[Data under study — start]

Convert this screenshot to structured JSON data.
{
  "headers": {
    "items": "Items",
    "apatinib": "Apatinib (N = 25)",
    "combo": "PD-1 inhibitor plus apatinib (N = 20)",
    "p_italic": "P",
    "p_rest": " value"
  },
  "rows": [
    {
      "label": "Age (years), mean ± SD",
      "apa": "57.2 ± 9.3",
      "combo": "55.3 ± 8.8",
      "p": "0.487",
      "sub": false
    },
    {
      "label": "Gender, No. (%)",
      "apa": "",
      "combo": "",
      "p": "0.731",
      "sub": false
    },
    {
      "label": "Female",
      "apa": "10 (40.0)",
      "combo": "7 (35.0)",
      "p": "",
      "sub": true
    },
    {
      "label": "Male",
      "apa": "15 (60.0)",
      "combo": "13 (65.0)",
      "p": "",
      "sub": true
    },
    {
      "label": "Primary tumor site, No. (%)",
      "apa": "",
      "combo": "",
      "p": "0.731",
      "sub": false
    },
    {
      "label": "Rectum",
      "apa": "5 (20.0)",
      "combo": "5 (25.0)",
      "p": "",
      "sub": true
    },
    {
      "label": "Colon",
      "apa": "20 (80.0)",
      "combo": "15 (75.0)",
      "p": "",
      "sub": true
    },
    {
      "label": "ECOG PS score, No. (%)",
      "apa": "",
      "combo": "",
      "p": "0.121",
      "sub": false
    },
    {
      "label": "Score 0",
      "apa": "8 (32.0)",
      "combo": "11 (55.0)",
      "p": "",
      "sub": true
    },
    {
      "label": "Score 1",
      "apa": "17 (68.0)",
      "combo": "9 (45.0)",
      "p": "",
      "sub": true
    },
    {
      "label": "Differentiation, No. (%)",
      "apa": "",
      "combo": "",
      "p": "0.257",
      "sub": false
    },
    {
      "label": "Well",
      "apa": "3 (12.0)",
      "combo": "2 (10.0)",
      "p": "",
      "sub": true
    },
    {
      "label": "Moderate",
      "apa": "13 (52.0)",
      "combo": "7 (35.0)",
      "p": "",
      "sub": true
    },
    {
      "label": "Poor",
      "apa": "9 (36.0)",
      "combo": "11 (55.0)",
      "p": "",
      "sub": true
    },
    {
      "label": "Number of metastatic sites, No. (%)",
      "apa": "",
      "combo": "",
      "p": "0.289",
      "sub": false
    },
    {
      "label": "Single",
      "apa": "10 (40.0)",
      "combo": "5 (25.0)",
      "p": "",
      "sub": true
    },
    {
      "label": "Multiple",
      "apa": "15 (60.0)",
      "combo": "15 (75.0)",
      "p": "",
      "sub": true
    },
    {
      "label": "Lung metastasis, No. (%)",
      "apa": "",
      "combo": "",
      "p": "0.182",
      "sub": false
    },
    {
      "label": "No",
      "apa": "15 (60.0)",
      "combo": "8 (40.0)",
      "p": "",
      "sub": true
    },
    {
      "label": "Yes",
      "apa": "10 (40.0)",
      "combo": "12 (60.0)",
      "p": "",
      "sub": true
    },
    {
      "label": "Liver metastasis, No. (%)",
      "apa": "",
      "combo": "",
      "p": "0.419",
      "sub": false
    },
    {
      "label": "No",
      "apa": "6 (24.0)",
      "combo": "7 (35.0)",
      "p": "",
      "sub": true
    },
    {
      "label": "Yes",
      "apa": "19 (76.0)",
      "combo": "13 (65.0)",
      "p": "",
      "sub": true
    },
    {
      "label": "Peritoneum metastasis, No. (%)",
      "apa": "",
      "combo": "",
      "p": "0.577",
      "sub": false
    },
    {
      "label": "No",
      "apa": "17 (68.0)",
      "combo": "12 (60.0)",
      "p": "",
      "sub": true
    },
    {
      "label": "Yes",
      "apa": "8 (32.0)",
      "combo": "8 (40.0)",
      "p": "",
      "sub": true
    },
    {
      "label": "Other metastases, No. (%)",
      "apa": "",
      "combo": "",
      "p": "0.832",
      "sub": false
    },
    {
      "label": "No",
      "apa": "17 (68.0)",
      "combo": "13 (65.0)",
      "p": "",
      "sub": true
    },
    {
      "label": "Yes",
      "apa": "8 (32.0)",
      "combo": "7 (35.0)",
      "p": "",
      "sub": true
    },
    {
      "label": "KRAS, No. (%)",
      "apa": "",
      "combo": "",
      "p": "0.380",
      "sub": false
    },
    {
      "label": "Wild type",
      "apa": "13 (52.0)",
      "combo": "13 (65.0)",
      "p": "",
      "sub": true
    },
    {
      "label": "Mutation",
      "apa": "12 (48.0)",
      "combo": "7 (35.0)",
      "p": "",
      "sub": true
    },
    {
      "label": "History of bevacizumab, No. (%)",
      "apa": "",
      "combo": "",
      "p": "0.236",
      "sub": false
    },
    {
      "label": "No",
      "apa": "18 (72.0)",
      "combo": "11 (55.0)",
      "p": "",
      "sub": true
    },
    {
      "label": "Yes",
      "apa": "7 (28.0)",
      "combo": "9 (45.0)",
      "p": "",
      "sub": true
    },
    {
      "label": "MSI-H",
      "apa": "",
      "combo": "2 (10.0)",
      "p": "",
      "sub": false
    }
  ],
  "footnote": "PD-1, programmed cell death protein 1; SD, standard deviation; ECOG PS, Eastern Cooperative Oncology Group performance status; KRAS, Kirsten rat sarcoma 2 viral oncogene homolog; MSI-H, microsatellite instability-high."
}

[Data under study — finish]

Tally the lines of the records holding the word "ECOG", then give only the resulting number.

2